[Dataset items]
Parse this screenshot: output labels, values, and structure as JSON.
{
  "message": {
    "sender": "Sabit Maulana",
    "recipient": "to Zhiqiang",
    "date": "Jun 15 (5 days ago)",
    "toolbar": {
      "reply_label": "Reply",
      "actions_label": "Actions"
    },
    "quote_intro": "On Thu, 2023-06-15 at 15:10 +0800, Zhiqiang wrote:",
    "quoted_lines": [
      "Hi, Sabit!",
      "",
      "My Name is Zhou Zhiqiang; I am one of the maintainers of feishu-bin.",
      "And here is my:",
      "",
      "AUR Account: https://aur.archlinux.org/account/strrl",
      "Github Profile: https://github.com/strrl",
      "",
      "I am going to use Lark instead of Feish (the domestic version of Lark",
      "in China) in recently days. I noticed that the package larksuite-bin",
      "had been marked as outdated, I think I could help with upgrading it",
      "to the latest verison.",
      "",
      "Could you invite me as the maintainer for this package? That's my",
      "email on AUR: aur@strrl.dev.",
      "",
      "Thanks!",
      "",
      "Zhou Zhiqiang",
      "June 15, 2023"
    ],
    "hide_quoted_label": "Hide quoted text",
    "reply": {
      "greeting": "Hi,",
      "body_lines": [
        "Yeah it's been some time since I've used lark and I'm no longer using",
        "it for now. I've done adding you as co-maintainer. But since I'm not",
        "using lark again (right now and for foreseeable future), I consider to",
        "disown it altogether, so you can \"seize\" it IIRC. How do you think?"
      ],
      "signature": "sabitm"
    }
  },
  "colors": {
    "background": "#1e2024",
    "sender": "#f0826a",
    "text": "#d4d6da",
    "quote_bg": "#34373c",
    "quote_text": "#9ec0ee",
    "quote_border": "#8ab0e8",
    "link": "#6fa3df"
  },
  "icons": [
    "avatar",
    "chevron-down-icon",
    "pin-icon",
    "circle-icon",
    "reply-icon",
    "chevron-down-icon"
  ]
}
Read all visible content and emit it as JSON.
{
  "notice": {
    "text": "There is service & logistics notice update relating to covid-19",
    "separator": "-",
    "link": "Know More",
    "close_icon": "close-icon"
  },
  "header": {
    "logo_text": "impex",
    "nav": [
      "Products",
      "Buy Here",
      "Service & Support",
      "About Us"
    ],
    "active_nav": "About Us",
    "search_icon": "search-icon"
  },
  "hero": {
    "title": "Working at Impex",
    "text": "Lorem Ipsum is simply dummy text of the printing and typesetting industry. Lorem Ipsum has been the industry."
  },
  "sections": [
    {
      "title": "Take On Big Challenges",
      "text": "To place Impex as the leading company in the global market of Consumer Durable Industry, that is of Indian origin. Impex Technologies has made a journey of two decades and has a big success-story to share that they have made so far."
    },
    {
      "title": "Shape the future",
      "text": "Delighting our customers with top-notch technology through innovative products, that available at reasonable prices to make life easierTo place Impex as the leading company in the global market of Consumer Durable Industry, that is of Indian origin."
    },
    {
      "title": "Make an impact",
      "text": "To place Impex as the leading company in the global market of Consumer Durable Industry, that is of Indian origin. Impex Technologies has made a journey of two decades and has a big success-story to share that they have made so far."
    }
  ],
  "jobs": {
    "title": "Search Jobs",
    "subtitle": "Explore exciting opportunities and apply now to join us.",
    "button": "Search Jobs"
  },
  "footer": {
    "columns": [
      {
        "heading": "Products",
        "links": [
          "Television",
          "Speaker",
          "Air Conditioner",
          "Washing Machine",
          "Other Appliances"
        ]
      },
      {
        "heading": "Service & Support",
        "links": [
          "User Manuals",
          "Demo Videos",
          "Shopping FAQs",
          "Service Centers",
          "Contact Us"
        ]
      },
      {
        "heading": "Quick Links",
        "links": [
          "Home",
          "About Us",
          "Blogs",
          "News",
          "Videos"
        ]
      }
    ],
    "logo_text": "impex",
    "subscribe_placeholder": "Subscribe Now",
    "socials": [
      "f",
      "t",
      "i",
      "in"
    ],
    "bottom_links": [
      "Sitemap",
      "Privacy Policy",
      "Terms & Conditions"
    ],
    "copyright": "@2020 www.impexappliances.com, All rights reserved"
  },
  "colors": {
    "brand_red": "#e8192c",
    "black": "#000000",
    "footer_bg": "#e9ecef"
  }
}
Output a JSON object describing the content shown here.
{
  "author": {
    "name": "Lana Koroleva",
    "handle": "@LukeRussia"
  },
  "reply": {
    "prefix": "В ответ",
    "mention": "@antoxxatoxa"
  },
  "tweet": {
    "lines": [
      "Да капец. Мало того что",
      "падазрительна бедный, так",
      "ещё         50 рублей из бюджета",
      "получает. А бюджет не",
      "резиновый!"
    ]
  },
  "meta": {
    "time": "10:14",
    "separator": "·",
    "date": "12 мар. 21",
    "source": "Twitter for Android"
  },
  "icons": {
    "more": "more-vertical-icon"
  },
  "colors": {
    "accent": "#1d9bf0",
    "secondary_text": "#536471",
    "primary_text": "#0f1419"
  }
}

■ Instructions to follow ■
Go through the listing above and locate each line that holds the word "package". Copy those lines.

■ Result of the task ■
      "in China) in recently days. I noticed that the package larksuite-bin",
      "Could you invite me as the maintainer for this package? That's my",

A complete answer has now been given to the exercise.